#### DOCUMENT PASSAGE
=-=-=-=-=
Mexican investors are estimated to have held approximately US$1.4 billion of certificates of deposit and other supposed investments in the alleged US$8 billion fraud at Stanford Financial Group Co., according to David Cibrian, a partner at Strasburger & Price, LLP who is representing numerous Mexican investors in their claims against Stanford Financial Group and its affiliates, including Antigua-based Stanford International Bank.
On February 17, 2009, the U.S. Securities and Exchange Commission filed a lawsuit against Stanford in the U.S. District Court for the Northern District of Texas accusing Stanford of running a multibillion-dollar fraud. The Dallas Court has frozen Stanford’s worldwide assets and appointed Ralph Janvey as a receiver to act on behalf of investors in recovering assets from Stanford. Certain Stanford investors filed separate lawsuits against Stanford in the U.S. District Court for the Southern District of Texas.
On March 16, 2009, Janvey and the SEC filed a motion with the Dallas Court opposing the requests of investors to join the SEC’s action against Stanford in the Dallas Court. They also asked the Dallas Court to reject the request of Stanford investors for appointment of an examiner to oversee Janvey’s work and to bar Stanford creditors from filing liens against its assets until Janvey had filed a plan to accomodate all claims against Stanford’s estate. The Dallas Court has not yet ruled on the motion.
Cibrian said that Strasburger would work to support the efforts of Janvey as he pursues claims against Stanford in the Dallas Court, which the judge has ordered be the exclusive forum for claims against Stanford. He said that investors who filed lawsuits against Stanford in the Houston Court or other courts will probably need to transfer or remove them to the Dallas Court before they can proceed, although Janvey is now trying to prohibit interventions in the SEC action due to the enormous distraction it would create.
Cibrian, who was one of the lead attorneys among those who pursued claims of Mexican and other investors in a similar investment fraud action by the SEC against InverWorld, Inc. and its affiliates said that “although the investment amounts inthe Stanford case are larger than in Inverworld, the legal concepts will be equally complex. The Stanford matter will take a long time to resolve and the receiver needs to be aided, not distracted, by law firms advising their clients.”
=-=-=-=-=
Stored dataset items:
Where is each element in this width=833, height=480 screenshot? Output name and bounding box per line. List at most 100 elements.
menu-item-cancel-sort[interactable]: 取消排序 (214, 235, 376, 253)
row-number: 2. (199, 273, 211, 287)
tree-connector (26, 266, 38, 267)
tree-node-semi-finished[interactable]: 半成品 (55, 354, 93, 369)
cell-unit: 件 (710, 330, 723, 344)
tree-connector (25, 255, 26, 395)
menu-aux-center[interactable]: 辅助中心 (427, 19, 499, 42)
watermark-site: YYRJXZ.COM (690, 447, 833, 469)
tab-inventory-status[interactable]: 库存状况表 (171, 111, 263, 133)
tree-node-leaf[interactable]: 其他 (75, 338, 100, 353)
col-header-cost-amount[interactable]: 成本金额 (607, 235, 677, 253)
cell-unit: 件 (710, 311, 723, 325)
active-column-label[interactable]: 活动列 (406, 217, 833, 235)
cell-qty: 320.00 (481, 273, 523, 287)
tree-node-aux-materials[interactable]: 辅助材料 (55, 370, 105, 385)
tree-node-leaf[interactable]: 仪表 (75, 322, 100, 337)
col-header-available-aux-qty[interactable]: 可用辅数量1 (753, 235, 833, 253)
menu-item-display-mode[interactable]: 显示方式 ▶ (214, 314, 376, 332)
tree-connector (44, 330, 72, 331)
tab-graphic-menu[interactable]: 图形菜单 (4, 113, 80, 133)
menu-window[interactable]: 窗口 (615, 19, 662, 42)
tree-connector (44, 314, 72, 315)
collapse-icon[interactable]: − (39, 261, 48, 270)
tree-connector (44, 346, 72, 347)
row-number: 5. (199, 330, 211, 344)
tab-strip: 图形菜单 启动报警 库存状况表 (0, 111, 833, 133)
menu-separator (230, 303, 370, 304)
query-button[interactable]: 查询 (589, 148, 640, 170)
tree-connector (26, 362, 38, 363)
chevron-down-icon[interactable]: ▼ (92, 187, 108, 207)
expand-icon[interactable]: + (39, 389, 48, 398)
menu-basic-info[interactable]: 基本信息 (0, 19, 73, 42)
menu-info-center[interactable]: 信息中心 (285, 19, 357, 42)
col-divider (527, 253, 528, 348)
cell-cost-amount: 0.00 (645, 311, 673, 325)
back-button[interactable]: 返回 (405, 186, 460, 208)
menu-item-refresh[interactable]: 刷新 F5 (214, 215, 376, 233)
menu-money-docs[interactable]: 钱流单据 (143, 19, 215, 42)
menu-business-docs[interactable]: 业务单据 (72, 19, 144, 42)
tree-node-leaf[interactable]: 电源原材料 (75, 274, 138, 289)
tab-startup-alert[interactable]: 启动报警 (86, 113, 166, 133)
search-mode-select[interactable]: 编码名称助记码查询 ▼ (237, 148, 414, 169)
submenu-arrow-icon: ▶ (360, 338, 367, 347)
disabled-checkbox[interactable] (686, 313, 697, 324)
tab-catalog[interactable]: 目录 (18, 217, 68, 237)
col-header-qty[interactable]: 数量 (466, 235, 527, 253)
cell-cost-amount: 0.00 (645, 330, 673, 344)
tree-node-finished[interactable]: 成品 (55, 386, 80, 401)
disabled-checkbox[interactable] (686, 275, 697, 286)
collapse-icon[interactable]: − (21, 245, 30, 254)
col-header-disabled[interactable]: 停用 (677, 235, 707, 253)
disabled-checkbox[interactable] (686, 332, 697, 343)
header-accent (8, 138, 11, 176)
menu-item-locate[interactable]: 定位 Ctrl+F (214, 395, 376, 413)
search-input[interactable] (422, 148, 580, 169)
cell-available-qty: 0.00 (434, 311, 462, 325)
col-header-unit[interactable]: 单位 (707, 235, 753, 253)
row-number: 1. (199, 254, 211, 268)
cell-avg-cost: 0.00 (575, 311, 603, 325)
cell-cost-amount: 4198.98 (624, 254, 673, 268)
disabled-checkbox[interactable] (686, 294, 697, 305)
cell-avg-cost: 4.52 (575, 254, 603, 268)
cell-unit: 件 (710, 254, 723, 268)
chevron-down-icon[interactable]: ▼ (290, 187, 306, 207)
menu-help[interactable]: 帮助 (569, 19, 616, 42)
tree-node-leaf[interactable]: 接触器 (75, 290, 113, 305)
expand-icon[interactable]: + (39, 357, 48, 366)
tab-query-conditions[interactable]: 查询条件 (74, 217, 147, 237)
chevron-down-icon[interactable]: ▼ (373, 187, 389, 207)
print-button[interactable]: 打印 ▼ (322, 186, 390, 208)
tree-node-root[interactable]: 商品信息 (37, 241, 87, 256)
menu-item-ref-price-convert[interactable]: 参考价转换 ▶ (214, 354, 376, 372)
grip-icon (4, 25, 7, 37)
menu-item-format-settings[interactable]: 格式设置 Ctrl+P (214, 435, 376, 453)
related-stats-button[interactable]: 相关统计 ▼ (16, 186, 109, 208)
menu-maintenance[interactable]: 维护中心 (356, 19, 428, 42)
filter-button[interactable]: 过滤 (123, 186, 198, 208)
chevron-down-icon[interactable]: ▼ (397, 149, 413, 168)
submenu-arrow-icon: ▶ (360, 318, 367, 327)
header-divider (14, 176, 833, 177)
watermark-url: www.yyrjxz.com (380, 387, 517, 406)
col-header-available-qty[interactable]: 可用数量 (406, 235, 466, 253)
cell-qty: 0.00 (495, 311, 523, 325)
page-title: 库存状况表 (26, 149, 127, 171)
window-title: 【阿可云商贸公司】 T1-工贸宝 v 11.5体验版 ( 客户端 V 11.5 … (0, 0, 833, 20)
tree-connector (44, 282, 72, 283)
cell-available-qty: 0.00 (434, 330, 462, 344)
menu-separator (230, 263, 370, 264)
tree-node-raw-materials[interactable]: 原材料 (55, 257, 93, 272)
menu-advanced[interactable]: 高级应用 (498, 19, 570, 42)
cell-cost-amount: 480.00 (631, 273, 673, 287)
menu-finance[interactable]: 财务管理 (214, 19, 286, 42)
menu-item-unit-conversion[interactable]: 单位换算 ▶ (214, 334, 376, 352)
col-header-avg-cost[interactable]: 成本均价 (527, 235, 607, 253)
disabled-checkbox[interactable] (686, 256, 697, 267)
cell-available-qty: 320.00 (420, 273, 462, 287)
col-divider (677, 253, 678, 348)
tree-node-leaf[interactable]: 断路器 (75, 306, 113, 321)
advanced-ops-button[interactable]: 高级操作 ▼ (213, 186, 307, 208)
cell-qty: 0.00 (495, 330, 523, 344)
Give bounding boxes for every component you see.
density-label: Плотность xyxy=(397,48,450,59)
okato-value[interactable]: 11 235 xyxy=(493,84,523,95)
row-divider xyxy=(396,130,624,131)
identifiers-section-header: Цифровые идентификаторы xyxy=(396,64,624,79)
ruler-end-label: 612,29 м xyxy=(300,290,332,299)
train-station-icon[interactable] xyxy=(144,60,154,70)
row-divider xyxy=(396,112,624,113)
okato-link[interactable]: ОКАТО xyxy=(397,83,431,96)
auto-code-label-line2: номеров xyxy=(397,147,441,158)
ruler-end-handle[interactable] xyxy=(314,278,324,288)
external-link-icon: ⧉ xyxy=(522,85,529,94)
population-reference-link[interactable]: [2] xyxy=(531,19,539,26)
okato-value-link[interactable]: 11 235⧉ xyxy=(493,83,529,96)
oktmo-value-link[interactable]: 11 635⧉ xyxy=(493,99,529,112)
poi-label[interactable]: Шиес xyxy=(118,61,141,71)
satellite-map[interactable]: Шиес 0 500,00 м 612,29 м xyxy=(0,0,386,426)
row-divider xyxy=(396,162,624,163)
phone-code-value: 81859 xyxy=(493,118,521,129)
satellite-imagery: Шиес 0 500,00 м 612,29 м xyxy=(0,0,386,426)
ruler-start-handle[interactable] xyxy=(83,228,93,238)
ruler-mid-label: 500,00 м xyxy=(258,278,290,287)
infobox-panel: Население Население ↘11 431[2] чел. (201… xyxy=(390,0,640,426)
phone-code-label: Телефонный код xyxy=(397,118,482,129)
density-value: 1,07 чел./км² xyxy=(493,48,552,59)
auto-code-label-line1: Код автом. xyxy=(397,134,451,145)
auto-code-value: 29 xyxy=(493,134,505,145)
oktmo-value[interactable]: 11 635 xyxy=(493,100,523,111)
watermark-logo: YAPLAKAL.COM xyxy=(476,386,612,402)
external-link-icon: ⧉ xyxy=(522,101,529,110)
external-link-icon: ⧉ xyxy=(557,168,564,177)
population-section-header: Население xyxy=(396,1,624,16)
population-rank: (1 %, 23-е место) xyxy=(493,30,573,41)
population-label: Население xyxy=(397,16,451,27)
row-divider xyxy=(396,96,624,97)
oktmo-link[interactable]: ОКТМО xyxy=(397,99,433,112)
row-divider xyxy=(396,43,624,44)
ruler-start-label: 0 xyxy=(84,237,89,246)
=-=-=-=-=
In the Stanford fraud article, whom did the Dallas Court appoint as receiver?

#### RESPONSE AREA
Ralph Janvey